- Your task
Set the listing down again exactly, please, apart from its pictures.

Data excerpts
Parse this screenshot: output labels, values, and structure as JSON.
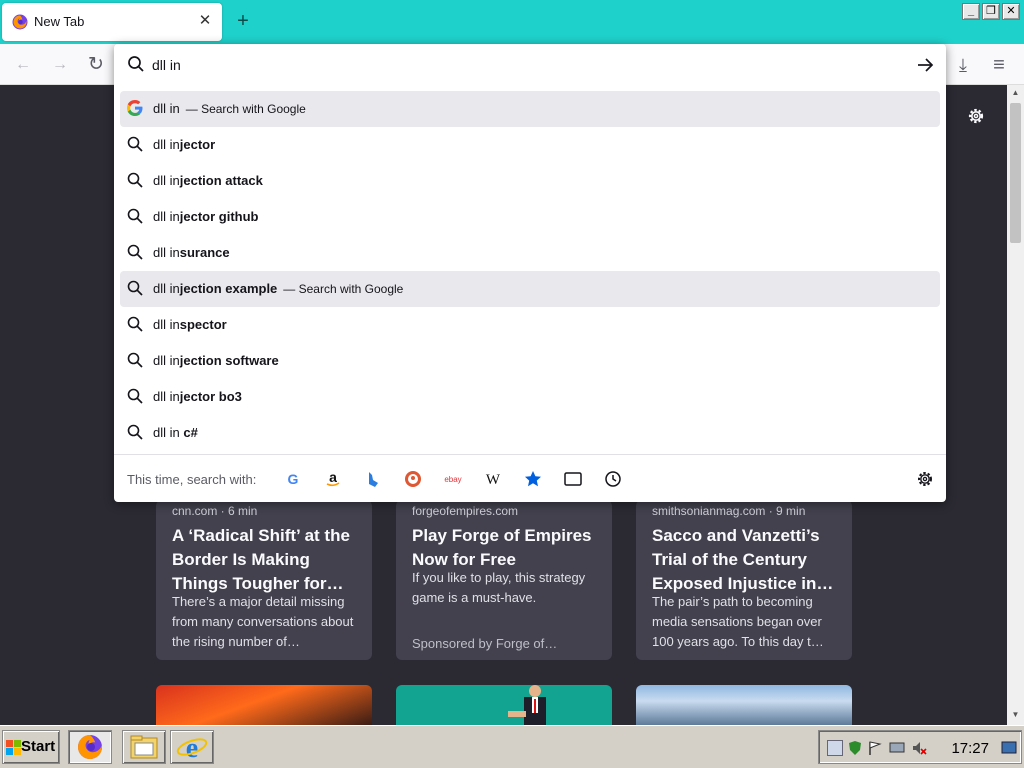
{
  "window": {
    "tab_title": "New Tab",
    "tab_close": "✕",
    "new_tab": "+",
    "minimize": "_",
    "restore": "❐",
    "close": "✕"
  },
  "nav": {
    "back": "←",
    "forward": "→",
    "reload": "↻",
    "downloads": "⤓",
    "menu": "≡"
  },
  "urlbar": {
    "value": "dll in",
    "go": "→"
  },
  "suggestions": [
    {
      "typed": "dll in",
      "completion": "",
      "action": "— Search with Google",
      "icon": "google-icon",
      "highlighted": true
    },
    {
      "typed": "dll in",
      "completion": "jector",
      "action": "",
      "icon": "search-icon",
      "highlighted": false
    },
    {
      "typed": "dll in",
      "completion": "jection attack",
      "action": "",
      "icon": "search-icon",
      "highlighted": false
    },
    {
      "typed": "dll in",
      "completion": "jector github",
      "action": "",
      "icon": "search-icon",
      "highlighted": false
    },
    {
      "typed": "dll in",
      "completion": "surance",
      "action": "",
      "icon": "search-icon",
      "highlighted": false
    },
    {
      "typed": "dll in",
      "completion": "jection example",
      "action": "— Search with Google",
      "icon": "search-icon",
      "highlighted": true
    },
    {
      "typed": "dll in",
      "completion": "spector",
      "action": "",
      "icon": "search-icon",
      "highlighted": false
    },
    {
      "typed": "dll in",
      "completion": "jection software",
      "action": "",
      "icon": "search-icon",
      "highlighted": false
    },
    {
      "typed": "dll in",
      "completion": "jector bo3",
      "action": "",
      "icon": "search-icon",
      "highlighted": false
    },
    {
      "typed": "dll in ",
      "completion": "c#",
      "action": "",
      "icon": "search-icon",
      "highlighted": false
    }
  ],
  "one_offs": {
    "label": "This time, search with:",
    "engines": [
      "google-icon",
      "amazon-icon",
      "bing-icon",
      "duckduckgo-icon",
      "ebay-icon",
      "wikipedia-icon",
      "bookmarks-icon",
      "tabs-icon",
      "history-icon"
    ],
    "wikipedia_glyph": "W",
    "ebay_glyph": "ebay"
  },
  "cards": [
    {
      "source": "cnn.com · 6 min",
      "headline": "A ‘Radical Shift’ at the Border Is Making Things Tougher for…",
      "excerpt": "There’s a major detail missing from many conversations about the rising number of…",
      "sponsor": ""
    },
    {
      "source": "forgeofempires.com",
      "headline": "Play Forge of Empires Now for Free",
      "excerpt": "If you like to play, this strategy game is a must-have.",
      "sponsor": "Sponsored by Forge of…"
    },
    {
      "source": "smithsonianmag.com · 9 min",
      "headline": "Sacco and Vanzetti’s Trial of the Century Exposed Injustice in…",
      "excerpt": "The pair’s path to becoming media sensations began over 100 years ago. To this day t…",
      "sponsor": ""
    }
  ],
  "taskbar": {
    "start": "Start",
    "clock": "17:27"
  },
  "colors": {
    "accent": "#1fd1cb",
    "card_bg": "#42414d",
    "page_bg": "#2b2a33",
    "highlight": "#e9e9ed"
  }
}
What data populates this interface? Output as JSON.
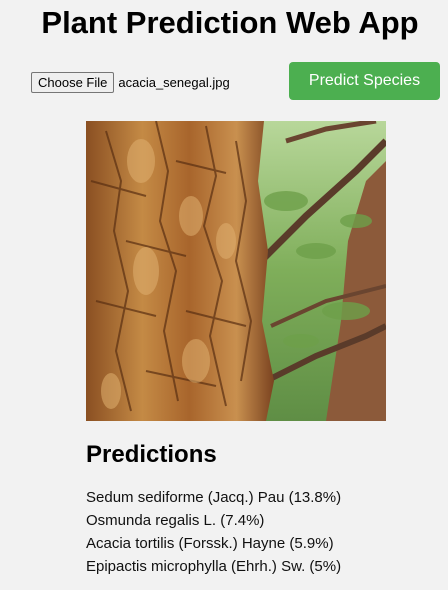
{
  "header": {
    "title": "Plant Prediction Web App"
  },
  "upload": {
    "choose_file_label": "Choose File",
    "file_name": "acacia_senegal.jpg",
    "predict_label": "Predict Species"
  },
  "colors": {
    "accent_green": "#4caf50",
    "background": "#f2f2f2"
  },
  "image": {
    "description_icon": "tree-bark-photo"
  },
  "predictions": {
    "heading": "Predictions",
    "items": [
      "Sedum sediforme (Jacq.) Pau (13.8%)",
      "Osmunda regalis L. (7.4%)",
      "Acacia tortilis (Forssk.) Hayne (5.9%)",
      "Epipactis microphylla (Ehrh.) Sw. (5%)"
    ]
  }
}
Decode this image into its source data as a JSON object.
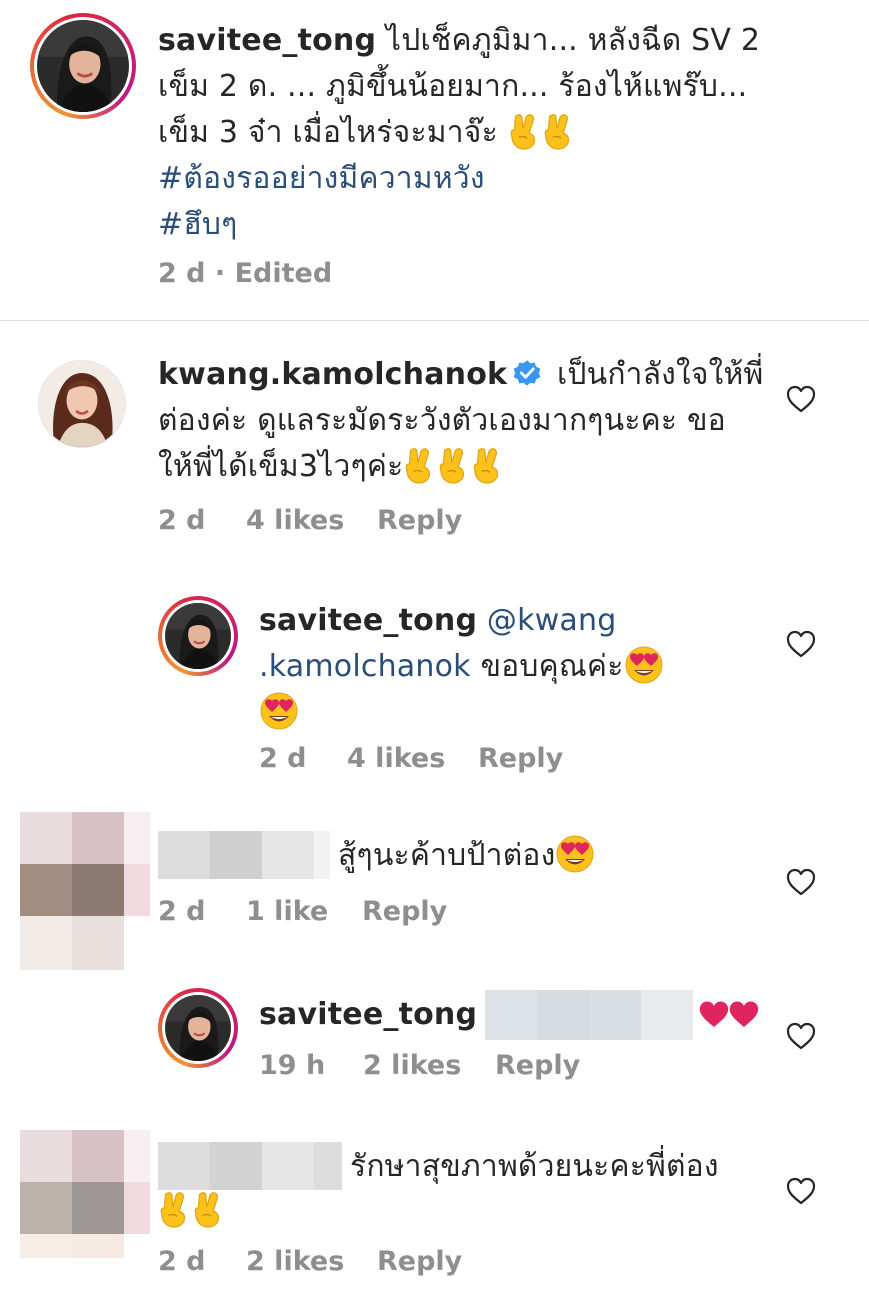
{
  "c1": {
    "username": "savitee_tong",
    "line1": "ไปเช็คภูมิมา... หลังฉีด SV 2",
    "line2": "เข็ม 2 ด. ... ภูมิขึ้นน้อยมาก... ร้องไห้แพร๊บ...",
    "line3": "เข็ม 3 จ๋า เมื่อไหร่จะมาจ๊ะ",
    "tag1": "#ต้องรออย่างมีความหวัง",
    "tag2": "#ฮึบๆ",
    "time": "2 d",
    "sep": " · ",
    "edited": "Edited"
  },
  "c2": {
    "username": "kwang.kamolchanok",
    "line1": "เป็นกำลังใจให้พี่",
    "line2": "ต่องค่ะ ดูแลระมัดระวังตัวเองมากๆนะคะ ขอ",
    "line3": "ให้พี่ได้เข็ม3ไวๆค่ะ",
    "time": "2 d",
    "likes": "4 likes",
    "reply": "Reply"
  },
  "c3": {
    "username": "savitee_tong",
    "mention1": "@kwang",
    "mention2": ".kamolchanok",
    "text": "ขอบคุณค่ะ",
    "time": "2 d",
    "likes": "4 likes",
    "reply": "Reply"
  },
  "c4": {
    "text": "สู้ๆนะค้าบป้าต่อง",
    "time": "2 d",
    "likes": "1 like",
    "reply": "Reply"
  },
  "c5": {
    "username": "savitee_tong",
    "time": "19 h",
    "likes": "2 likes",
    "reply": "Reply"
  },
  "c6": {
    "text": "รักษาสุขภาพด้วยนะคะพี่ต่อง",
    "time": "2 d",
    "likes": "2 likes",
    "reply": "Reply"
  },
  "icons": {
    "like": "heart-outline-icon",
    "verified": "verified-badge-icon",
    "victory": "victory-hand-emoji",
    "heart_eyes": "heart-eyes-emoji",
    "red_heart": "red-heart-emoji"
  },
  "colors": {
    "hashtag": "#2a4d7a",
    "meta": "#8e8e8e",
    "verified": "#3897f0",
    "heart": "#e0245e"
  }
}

- Task response
Parse this screenshot: output labels, values, and structure as JSON.
{
  "window": {
    "tab_title": "New Tab",
    "tab_close": "✕",
    "new_tab": "+",
    "minimize": "_",
    "restore": "❐",
    "close": "✕"
  },
  "nav": {
    "back": "←",
    "forward": "→",
    "reload": "↻",
    "downloads": "⤓",
    "menu": "≡"
  },
  "urlbar": {
    "value": "dll in",
    "go": "→"
  },
  "suggestions": [
    {
      "typed": "dll in",
      "completion": "",
      "action": "— Search with Google",
      "icon": "google-icon",
      "highlighted": true
    },
    {
      "typed": "dll in",
      "completion": "jector",
      "action": "",
      "icon": "search-icon",
      "highlighted": false
    },
    {
      "typed": "dll in",
      "completion": "jection attack",
      "action": "",
      "icon": "search-icon",
      "highlighted": false
    },
    {
      "typed": "dll in",
      "completion": "jector github",
      "action": "",
      "icon": "search-icon",
      "highlighted": false
    },
    {
      "typed": "dll in",
      "completion": "surance",
      "action": "",
      "icon": "search-icon",
      "highlighted": false
    },
    {
      "typed": "dll in",
      "completion": "jection example",
      "action": "— Search with Google",
      "icon": "search-icon",
      "highlighted": true
    },
    {
      "typed": "dll in",
      "completion": "spector",
      "action": "",
      "icon": "search-icon",
      "highlighted": false
    },
    {
      "typed": "dll in",
      "completion": "jection software",
      "action": "",
      "icon": "search-icon",
      "highlighted": false
    },
    {
      "typed": "dll in",
      "completion": "jector bo3",
      "action": "",
      "icon": "search-icon",
      "highlighted": false
    },
    {
      "typed": "dll in ",
      "completion": "c#",
      "action": "",
      "icon": "search-icon",
      "highlighted": false
    }
  ],
  "one_offs": {
    "label": "This time, search with:",
    "engines": [
      "google-icon",
      "amazon-icon",
      "bing-icon",
      "duckduckgo-icon",
      "ebay-icon",
      "wikipedia-icon",
      "bookmarks-icon",
      "tabs-icon",
      "history-icon"
    ],
    "wikipedia_glyph": "W",
    "ebay_glyph": "ebay"
  },
  "cards": [
    {
      "source": "cnn.com · 6 min",
      "headline": "A ‘Radical Shift’ at the Border Is Making Things Tougher for…",
      "excerpt": "There’s a major detail missing from many conversations about the rising number of…",
      "sponsor": ""
    },
    {
      "source": "forgeofempires.com",
      "headline": "Play Forge of Empires Now for Free",
      "excerpt": "If you like to play, this strategy game is a must-have.",
      "sponsor": "Sponsored by Forge of…"
    },
    {
      "source": "smithsonianmag.com · 9 min",
      "headline": "Sacco and Vanzetti’s Trial of the Century Exposed Injustice in…",
      "excerpt": "The pair’s path to becoming media sensations began over 100 years ago. To this day t…",
      "sponsor": ""
    }
  ],
  "taskbar": {
    "start": "Start",
    "clock": "17:27"
  },
  "colors": {
    "accent": "#1fd1cb",
    "card_bg": "#42414d",
    "page_bg": "#2b2a33",
    "highlight": "#e9e9ed"
  }
}
What data populates this interface? Output as JSON.
{
  "header": {
    "title": "Plant Prediction Web App"
  },
  "upload": {
    "choose_file_label": "Choose File",
    "file_name": "acacia_senegal.jpg",
    "predict_label": "Predict Species"
  },
  "colors": {
    "accent_green": "#4caf50",
    "background": "#f2f2f2"
  },
  "image": {
    "description_icon": "tree-bark-photo"
  },
  "predictions": {
    "heading": "Predictions",
    "items": [
      "Sedum sediforme (Jacq.) Pau (13.8%)",
      "Osmunda regalis L. (7.4%)",
      "Acacia tortilis (Forssk.) Hayne (5.9%)",
      "Epipactis microphylla (Ehrh.) Sw. (5%)"
    ]
  }
}
Decode this image into its source data as a JSON object.
{
  "c1": {
    "username": "savitee_tong",
    "line1": "ไปเช็คภูมิมา... หลังฉีด SV 2",
    "line2": "เข็ม 2 ด. ... ภูมิขึ้นน้อยมาก... ร้องไห้แพร๊บ...",
    "line3": "เข็ม 3 จ๋า เมื่อไหร่จะมาจ๊ะ",
    "tag1": "#ต้องรออย่างมีความหวัง",
    "tag2": "#ฮึบๆ",
    "time": "2 d",
    "sep": " · ",
    "edited": "Edited"
  },
  "c2": {
    "username": "kwang.kamolchanok",
    "line1": "เป็นกำลังใจให้พี่",
    "line2": "ต่องค่ะ ดูแลระมัดระวังตัวเองมากๆนะคะ ขอ",
    "line3": "ให้พี่ได้เข็ม3ไวๆค่ะ",
    "time": "2 d",
    "likes": "4 likes",
    "reply": "Reply"
  },
  "c3": {
    "username": "savitee_tong",
    "mention1": "@kwang",
    "mention2": ".kamolchanok",
    "text": "ขอบคุณค่ะ",
    "time": "2 d",
    "likes": "4 likes",
    "reply": "Reply"
  },
  "c4": {
    "text": "สู้ๆนะค้าบป้าต่อง",
    "time": "2 d",
    "likes": "1 like",
    "reply": "Reply"
  },
  "c5": {
    "username": "savitee_tong",
    "time": "19 h",
    "likes": "2 likes",
    "reply": "Reply"
  },
  "c6": {
    "text": "รักษาสุขภาพด้วยนะคะพี่ต่อง",
    "time": "2 d",
    "likes": "2 likes",
    "reply": "Reply"
  },
  "icons": {
    "like": "heart-outline-icon",
    "verified": "verified-badge-icon",
    "victory": "victory-hand-emoji",
    "heart_eyes": "heart-eyes-emoji",
    "red_heart": "red-heart-emoji"
  },
  "colors": {
    "hashtag": "#2a4d7a",
    "meta": "#8e8e8e",
    "verified": "#3897f0",
    "heart": "#e0245e"
  }
}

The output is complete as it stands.